> What is being asked: Show each line that has the string "hành" in it.
--- Start Records supplied ---
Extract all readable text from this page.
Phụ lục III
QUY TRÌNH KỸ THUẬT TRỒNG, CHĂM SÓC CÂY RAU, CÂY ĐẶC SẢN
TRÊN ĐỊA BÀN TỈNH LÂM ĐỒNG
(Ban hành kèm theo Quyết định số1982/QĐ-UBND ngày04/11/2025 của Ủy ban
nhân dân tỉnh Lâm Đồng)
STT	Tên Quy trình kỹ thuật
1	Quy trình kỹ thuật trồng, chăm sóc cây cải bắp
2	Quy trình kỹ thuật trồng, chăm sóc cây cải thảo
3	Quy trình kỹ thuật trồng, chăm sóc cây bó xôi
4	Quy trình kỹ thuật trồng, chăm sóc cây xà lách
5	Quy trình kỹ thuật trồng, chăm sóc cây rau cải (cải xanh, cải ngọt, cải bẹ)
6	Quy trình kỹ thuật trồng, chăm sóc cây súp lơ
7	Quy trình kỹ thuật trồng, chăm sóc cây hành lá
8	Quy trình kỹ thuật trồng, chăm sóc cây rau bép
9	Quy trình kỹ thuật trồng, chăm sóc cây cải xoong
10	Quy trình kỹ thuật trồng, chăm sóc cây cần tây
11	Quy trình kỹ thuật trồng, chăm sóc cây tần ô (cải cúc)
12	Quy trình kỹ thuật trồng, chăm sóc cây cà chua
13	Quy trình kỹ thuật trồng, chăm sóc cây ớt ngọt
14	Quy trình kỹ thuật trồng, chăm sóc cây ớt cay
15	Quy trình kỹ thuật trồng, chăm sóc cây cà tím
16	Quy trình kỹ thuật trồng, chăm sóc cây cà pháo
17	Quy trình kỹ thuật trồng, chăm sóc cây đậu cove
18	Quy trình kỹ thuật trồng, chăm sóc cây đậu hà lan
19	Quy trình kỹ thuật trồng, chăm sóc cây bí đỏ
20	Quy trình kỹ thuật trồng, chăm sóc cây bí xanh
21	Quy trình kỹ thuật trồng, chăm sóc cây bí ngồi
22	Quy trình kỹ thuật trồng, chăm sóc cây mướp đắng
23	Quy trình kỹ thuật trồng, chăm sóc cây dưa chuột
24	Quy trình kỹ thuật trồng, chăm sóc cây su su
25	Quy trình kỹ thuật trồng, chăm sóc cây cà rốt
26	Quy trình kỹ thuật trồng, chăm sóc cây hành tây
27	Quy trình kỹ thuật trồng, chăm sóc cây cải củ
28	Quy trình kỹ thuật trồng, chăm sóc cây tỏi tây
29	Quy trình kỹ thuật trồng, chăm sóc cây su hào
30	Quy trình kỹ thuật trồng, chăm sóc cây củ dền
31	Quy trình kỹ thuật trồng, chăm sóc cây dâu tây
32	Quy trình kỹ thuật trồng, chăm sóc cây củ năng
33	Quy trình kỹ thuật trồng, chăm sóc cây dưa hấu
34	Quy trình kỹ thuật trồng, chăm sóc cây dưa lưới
--- End Records supplied ---
> Exercise response:
(Ban hành kèm theo Quyết định số1982/QĐ-UBND ngày04/11/2025 của Ủy ban
7	Quy trình kỹ thuật trồng, chăm sóc cây hành lá
26	Quy trình kỹ thuật trồng, chăm sóc cây hành tây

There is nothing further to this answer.